(Collected data entries)
[start]

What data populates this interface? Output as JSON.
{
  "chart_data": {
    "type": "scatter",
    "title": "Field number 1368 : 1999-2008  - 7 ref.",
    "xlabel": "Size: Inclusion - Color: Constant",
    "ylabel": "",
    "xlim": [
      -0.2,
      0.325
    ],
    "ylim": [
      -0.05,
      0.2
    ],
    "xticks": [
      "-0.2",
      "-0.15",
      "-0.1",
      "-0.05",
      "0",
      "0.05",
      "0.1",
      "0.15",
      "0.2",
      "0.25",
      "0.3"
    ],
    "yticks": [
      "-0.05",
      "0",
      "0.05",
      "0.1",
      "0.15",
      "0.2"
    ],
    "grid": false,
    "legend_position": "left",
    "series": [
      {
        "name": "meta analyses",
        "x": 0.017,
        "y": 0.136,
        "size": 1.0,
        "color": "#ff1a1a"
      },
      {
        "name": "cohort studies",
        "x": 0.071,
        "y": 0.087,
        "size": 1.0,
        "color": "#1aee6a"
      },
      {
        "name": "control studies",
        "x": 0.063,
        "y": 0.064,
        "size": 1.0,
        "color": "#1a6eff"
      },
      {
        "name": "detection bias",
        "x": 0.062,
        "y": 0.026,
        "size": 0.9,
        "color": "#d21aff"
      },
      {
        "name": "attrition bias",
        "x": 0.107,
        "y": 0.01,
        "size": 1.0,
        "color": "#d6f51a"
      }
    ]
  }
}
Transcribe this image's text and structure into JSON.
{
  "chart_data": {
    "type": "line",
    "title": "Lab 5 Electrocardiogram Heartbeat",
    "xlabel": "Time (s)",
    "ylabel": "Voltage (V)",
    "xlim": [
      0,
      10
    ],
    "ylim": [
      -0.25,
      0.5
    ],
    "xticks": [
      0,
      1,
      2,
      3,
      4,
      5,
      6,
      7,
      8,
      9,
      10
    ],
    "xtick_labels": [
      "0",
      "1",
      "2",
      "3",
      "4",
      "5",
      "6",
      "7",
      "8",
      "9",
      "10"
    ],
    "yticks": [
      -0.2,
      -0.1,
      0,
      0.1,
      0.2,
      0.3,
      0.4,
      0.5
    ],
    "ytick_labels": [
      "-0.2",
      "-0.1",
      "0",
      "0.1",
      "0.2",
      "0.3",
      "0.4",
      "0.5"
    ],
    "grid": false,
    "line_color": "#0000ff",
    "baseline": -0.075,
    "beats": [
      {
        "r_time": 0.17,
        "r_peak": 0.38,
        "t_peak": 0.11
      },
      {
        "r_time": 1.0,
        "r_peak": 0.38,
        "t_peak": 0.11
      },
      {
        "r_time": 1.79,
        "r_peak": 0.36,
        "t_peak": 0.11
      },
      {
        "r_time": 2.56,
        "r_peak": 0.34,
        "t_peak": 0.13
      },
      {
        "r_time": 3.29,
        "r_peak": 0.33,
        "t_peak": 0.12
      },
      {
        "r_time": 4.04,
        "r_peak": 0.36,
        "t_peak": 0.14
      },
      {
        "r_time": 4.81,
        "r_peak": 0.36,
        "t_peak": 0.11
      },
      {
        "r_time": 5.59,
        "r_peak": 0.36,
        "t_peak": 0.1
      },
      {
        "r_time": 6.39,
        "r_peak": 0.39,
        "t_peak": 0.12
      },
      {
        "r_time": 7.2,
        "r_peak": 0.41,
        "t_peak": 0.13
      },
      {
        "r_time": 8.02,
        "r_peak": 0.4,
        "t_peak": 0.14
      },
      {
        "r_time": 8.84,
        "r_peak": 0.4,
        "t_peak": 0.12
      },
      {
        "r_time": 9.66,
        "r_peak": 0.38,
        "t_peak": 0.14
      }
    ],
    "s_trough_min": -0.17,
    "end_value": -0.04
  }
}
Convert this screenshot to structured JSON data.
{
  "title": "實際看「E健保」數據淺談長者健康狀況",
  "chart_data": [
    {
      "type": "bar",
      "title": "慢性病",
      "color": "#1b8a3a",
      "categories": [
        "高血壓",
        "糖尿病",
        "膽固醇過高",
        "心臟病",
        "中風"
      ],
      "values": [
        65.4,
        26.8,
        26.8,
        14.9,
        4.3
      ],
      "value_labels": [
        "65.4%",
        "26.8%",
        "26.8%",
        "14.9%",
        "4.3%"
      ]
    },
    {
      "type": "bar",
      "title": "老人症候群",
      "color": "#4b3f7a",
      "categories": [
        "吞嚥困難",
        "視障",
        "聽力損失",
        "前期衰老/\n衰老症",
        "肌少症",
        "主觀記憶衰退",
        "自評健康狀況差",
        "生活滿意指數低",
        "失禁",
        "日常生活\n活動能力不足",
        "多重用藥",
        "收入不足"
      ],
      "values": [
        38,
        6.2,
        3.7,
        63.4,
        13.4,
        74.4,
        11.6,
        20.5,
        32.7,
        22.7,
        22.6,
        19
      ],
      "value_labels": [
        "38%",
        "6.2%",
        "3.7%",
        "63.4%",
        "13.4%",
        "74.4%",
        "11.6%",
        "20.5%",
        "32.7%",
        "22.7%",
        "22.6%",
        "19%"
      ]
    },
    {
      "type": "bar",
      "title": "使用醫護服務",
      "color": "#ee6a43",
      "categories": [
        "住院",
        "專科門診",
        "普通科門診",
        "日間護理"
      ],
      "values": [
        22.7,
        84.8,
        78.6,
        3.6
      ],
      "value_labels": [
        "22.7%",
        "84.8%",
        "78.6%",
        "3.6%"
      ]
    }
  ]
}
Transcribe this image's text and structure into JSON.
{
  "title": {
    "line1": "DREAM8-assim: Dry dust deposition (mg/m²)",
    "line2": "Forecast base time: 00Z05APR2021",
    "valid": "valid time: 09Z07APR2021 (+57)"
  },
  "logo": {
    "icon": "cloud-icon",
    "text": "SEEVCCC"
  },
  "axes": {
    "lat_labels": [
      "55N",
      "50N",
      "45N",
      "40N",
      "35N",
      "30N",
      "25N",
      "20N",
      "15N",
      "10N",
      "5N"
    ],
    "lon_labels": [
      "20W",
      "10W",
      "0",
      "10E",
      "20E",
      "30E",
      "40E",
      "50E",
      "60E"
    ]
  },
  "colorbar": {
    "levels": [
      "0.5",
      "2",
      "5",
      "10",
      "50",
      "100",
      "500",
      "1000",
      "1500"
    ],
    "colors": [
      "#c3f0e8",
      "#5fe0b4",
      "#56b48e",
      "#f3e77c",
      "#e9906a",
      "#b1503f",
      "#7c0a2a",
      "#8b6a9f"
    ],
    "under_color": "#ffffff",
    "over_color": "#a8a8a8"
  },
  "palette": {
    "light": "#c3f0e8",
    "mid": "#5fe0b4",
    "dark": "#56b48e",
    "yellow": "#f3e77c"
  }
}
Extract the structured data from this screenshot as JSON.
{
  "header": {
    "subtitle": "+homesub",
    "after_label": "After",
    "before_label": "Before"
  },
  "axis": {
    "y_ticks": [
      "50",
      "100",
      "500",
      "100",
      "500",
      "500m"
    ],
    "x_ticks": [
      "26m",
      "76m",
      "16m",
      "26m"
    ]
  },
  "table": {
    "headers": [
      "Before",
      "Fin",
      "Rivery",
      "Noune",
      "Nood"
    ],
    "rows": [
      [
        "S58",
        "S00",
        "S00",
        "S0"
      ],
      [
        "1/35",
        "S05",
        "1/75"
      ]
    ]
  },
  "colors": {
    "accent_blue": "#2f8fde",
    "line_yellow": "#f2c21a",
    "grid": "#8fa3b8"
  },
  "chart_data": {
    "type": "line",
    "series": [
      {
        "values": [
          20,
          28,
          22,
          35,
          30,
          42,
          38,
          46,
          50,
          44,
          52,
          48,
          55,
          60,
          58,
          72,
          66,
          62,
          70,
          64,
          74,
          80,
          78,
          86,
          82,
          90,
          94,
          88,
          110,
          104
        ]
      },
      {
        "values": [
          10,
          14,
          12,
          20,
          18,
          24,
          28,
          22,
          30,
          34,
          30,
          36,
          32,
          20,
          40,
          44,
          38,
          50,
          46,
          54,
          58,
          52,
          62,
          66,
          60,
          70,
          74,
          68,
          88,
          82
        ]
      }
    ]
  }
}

[end]

Work required
List the lines that contain the word "structured".

Task output
Convert this screenshot to structured JSON data.
Extract the structured data from this screenshot as JSON.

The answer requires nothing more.